▸ SET TASK: Collect each line holding the string "JSON".

※

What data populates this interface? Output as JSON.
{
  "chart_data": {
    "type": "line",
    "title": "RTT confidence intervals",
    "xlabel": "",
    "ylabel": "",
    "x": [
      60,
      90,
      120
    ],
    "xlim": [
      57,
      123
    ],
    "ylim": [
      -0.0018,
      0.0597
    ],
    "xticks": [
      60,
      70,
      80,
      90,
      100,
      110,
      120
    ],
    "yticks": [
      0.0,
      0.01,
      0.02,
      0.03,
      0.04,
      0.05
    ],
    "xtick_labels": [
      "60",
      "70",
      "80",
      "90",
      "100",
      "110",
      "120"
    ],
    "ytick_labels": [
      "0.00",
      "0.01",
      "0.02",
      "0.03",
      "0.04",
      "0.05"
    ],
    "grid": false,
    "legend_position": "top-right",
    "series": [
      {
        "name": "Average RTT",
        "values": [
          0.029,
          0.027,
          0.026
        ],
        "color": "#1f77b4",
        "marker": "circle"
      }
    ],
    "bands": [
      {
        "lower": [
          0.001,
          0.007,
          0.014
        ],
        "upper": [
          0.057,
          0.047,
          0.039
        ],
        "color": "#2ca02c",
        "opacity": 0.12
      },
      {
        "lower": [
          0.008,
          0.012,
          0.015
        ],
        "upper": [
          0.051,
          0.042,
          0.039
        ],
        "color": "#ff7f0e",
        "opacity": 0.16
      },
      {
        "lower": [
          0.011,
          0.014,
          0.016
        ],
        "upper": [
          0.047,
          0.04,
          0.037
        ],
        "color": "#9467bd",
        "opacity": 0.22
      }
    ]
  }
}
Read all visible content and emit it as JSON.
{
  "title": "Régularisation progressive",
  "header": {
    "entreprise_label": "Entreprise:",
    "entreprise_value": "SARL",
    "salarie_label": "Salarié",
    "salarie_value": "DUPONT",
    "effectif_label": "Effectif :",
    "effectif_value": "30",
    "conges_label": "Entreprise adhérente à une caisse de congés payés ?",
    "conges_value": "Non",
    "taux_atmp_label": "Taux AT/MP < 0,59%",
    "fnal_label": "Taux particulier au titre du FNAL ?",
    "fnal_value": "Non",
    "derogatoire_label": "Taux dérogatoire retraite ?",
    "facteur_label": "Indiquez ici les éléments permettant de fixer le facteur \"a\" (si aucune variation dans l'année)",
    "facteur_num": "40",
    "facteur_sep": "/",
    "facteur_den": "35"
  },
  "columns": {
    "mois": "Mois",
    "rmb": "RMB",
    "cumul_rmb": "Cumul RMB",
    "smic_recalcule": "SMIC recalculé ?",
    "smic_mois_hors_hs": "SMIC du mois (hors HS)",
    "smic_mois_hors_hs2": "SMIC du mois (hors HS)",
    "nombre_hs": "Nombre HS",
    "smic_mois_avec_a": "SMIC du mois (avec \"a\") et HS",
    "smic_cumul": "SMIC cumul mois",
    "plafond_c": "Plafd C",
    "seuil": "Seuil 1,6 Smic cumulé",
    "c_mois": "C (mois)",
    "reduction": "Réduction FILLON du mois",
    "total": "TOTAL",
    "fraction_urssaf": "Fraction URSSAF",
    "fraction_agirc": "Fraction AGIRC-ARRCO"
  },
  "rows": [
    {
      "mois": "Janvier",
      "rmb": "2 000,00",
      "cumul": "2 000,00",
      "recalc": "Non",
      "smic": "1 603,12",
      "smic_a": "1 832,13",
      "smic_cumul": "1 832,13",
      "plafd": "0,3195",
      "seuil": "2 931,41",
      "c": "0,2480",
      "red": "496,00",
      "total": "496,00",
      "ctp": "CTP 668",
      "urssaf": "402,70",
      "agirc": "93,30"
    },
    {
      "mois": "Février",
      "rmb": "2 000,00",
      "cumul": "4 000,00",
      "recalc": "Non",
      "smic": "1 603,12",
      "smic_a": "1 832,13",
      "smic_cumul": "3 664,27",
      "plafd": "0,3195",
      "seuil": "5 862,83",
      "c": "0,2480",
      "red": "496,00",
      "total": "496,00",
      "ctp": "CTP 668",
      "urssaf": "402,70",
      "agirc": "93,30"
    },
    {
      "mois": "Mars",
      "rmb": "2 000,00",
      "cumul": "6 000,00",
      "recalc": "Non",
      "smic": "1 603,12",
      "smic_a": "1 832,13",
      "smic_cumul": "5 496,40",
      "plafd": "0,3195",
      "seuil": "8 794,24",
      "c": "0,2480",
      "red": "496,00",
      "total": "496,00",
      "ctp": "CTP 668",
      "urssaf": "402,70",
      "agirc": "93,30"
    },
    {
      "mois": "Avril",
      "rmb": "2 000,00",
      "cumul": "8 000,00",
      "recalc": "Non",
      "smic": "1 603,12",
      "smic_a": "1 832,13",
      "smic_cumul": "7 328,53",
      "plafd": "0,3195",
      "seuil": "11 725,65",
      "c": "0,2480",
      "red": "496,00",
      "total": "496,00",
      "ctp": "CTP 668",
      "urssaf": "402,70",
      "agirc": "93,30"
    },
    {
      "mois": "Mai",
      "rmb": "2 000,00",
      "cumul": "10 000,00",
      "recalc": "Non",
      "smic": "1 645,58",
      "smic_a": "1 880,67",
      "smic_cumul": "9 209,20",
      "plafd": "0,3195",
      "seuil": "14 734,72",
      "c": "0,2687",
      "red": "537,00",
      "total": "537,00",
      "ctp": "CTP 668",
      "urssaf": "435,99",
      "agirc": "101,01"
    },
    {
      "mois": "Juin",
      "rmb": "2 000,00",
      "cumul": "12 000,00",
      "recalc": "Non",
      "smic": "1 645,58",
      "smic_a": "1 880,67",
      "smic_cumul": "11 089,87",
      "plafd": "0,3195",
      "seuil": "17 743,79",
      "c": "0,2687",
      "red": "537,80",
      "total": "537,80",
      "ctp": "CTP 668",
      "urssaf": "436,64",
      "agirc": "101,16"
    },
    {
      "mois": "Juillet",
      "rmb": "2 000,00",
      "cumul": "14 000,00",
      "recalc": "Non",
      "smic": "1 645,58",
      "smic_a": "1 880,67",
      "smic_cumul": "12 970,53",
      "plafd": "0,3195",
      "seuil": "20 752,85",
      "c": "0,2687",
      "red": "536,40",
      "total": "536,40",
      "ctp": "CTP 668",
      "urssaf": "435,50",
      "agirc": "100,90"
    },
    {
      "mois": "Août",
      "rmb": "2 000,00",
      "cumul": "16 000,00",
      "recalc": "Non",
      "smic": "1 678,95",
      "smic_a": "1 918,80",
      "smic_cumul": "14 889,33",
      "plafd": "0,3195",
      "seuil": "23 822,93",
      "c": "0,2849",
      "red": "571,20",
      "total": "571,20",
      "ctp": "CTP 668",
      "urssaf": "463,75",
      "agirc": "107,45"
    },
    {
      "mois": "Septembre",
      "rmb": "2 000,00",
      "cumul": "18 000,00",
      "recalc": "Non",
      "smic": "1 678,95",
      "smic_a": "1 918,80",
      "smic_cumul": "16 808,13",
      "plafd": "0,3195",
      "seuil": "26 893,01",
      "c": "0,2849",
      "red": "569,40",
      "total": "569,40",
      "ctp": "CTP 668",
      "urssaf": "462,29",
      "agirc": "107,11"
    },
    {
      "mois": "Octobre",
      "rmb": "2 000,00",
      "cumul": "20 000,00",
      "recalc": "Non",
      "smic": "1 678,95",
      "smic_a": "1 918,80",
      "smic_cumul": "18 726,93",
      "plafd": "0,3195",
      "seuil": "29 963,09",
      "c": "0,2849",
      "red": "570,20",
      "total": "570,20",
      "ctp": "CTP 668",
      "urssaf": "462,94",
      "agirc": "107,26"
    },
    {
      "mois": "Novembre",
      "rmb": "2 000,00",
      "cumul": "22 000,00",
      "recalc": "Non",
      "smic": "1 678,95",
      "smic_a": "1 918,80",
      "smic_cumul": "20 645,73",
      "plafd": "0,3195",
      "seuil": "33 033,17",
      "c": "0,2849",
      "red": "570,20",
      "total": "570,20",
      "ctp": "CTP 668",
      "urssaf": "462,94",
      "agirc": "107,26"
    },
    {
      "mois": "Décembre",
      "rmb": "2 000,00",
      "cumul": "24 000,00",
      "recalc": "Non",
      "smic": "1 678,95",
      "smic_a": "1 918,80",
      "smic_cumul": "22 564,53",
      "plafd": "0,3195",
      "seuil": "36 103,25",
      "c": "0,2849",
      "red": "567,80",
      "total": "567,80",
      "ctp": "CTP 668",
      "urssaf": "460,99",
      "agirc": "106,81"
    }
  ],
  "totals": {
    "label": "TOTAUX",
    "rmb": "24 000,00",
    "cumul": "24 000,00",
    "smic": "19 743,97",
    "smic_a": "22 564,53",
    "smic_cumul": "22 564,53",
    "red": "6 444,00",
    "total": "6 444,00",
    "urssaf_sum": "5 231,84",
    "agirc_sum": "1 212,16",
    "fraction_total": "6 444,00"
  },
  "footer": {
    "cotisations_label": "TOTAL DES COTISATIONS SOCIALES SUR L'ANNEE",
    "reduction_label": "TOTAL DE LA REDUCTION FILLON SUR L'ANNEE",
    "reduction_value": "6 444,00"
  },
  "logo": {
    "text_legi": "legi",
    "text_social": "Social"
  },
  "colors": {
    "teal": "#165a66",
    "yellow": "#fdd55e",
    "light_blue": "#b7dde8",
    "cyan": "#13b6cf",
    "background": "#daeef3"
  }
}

※

▸ COMPLETED EXERCISE:
What data populates this interface? Output as JSON.
Read all visible content and emit it as JSON.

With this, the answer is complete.